= What is needed =
Give the data below again, word for word.

= Information shown =

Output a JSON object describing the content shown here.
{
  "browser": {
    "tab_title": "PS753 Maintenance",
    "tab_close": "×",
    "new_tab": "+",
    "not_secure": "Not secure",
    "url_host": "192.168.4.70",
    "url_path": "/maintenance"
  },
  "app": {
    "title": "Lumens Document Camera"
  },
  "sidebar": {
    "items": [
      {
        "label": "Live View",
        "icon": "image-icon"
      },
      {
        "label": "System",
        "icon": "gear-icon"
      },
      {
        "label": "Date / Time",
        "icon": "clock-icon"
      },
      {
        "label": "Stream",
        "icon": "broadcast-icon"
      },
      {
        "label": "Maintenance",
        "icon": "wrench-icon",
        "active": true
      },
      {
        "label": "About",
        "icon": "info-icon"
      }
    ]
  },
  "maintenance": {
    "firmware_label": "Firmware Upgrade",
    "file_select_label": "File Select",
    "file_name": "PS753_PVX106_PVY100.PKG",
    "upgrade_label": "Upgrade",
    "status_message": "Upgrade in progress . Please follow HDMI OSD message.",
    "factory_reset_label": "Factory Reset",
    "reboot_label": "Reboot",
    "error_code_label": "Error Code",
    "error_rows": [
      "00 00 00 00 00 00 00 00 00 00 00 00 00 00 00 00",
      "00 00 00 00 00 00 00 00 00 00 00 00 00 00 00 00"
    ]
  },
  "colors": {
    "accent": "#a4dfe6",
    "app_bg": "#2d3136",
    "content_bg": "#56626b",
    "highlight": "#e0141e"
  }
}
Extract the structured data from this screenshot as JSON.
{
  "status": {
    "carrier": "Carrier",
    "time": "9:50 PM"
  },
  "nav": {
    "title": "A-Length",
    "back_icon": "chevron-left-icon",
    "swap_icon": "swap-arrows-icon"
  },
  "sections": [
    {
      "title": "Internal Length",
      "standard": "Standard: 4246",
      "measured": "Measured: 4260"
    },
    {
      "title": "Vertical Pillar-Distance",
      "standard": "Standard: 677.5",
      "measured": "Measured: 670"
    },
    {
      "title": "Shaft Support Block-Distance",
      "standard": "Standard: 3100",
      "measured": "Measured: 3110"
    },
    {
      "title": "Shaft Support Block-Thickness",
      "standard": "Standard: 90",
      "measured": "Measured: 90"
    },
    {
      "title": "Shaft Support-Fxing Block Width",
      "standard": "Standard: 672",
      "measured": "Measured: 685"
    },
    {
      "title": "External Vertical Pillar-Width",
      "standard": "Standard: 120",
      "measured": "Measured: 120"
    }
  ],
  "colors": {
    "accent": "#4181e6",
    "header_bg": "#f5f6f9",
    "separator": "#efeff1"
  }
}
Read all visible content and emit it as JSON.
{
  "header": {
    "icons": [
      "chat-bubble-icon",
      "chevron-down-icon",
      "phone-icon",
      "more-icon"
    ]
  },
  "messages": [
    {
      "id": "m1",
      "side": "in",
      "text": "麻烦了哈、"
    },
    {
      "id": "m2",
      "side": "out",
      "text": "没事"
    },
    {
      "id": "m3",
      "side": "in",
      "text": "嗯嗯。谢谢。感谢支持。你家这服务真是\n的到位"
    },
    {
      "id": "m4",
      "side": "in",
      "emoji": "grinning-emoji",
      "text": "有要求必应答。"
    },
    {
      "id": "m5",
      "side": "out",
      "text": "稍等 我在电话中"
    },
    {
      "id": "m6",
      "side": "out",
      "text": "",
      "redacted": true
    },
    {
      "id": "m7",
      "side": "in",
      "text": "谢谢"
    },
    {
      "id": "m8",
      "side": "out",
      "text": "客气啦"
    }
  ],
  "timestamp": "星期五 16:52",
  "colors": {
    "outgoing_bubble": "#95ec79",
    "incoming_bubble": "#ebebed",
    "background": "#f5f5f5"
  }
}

= Output of the exercise =
Output a JSON object describing the content shown here.
{
  "browser": {
    "tab_title": "PS753 Maintenance",
    "tab_close": "×",
    "new_tab": "+",
    "not_secure": "Not secure",
    "url_host": "192.168.4.70",
    "url_path": "/maintenance"
  },
  "app": {
    "title": "Lumens Document Camera"
  },
  "sidebar": {
    "items": [
      {
        "label": "Live View",
        "icon": "image-icon"
      },
      {
        "label": "System",
        "icon": "gear-icon"
      },
      {
        "label": "Date / Time",
        "icon": "clock-icon"
      },
      {
        "label": "Stream",
        "icon": "broadcast-icon"
      },
      {
        "label": "Maintenance",
        "icon": "wrench-icon",
        "active": true
      },
      {
        "label": "About",
        "icon": "info-icon"
      }
    ]
  },
  "maintenance": {
    "firmware_label": "Firmware Upgrade",
    "file_select_label": "File Select",
    "file_name": "PS753_PVX106_PVY100.PKG",
    "upgrade_label": "Upgrade",
    "status_message": "Upgrade in progress . Please follow HDMI OSD message.",
    "factory_reset_label": "Factory Reset",
    "reboot_label": "Reboot",
    "error_code_label": "Error Code",
    "error_rows": [
      "00 00 00 00 00 00 00 00 00 00 00 00 00 00 00 00",
      "00 00 00 00 00 00 00 00 00 00 00 00 00 00 00 00"
    ]
  },
  "colors": {
    "accent": "#a4dfe6",
    "app_bg": "#2d3136",
    "content_bg": "#56626b",
    "highlight": "#e0141e"
  }
}
Extract the structured data from this screenshot as JSON.
{
  "status": {
    "carrier": "Carrier",
    "time": "9:50 PM"
  },
  "nav": {
    "title": "A-Length",
    "back_icon": "chevron-left-icon",
    "swap_icon": "swap-arrows-icon"
  },
  "sections": [
    {
      "title": "Internal Length",
      "standard": "Standard: 4246",
      "measured": "Measured: 4260"
    },
    {
      "title": "Vertical Pillar-Distance",
      "standard": "Standard: 677.5",
      "measured": "Measured: 670"
    },
    {
      "title": "Shaft Support Block-Distance",
      "standard": "Standard: 3100",
      "measured": "Measured: 3110"
    },
    {
      "title": "Shaft Support Block-Thickness",
      "standard": "Standard: 90",
      "measured": "Measured: 90"
    },
    {
      "title": "Shaft Support-Fxing Block Width",
      "standard": "Standard: 672",
      "measured": "Measured: 685"
    },
    {
      "title": "External Vertical Pillar-Width",
      "standard": "Standard: 120",
      "measured": "Measured: 120"
    }
  ],
  "colors": {
    "accent": "#4181e6",
    "header_bg": "#f5f6f9",
    "separator": "#efeff1"
  }
}
Read all visible content and emit it as JSON.
{
  "header": {
    "icons": [
      "chat-bubble-icon",
      "chevron-down-icon",
      "phone-icon",
      "more-icon"
    ]
  },
  "messages": [
    {
      "id": "m1",
      "side": "in",
      "text": "麻烦了哈、"
    },
    {
      "id": "m2",
      "side": "out",
      "text": "没事"
    },
    {
      "id": "m3",
      "side": "in",
      "text": "嗯嗯。谢谢。感谢支持。你家这服务真是\n的到位"
    },
    {
      "id": "m4",
      "side": "in",
      "emoji": "grinning-emoji",
      "text": "有要求必应答。"
    },
    {
      "id": "m5",
      "side": "out",
      "text": "稍等 我在电话中"
    },
    {
      "id": "m6",
      "side": "out",
      "text": "",
      "redacted": true
    },
    {
      "id": "m7",
      "side": "in",
      "text": "谢谢"
    },
    {
      "id": "m8",
      "side": "out",
      "text": "客气啦"
    }
  ],
  "timestamp": "星期五 16:52",
  "colors": {
    "outgoing_bubble": "#95ec79",
    "incoming_bubble": "#ebebed",
    "background": "#f5f5f5"
  }
}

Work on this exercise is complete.